| Texto |
A Câmara dos Deputados aprovou um projeto de lei que proíbe o governo federal de impor sigilo sobre gastos públicos relacionados a viagens oficiais, incluindo despesas com passagens, hospedagem, alimentação, transporte e cartões corporativos. O texto agora segue para análise do Senado.
A proposta foi apresentada pelos deputados Gustavo Gayer (PL-GO) e Marcel Van Hattem (Novo-RS) e ganhou força após polêmicas envolvendo pedidos de acesso a informações sobre viagens e agendas de autoridades do governo Lula, incluindo despesas relacionadas à primeira-dama Janja.
O projeto altera a Lei de Acesso à Informação e determina que despesas de custeio da administração pública não poderão mais ser classificadas como sigilosas. O texto também prevê punições para agentes públicos que utilizarem sigilo para ocultar possíveis irregularidades ou obter vantagem pessoal, classificando a prática como improbidade administrativa e crime de responsabilidade.
Durante a votação, parlamentares da oposição afirmaram que a medida fortalece a transparência e dificulta o uso político do sigilo sobre gastos públicos. Já deputados governistas argumentaram que determinadas informações ainda precisam permanecer protegidas por questões de segurança institucional.

| Material fornecido |
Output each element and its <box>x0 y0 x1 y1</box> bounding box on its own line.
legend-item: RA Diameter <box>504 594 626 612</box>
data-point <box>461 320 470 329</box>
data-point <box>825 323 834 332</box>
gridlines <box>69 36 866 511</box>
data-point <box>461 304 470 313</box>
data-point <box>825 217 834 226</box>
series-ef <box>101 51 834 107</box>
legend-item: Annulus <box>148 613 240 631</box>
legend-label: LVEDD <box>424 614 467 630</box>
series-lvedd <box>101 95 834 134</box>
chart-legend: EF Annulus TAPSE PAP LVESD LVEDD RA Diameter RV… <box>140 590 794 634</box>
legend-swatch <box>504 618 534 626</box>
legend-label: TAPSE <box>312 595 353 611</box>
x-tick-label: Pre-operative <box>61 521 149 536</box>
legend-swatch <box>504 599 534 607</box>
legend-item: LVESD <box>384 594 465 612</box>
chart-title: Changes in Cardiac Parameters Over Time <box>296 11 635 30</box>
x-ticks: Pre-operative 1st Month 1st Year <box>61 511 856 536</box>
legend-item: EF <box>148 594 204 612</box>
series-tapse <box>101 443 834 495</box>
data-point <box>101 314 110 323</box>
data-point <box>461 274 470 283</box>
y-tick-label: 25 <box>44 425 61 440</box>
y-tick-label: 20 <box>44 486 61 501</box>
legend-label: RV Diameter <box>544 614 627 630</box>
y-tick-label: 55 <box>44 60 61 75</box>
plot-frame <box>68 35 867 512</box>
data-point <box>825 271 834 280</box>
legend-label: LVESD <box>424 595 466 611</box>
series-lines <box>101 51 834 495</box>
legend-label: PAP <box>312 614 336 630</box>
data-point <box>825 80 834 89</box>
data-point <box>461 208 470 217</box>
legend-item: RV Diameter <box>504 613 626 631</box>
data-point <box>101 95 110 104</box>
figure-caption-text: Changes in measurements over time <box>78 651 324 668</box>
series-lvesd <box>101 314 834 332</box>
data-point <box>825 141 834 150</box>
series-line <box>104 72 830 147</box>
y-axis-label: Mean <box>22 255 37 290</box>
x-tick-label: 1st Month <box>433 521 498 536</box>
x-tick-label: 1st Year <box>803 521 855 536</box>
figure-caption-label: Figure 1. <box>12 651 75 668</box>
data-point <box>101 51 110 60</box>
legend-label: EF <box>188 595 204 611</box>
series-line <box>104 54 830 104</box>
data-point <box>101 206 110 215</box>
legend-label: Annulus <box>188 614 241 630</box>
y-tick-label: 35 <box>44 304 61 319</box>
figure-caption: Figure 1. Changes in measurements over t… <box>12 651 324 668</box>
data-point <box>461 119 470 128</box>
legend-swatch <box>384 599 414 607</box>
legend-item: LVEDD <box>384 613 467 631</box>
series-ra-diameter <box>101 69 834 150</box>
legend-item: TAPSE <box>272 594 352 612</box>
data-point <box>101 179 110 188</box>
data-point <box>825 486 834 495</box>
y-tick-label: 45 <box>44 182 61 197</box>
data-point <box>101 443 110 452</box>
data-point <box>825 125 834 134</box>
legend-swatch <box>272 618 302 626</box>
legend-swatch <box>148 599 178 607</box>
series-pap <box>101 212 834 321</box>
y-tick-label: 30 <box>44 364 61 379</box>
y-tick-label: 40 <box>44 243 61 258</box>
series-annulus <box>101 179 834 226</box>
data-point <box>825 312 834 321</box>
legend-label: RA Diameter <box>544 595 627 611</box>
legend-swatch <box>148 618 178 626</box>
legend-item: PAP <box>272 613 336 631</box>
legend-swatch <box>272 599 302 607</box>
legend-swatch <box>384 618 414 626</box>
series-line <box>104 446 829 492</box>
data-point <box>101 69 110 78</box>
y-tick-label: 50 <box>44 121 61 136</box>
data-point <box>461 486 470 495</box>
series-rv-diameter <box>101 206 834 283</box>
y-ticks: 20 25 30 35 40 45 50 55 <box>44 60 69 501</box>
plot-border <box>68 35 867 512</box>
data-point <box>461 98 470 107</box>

| Questão |
Com base no texto sobre o projeto que proíbe o sigilo de gastos com viagens oficiais, responda:
1. Para qual casa legislativa o projeto segue após a aprovação na Câmara dos Deputados?
2. Qual lei o projeto altera?
3. Que argumento os deputados governistas apresentaram durante a votação?
O material não tem qualquer função nesta atividade.

| Espaço para resposta |
1. Para o Senado.
2. A Lei de Acesso à Informação.
3. Que determinadas informações ainda precisam permanecer protegidas por questões de segurança institucional.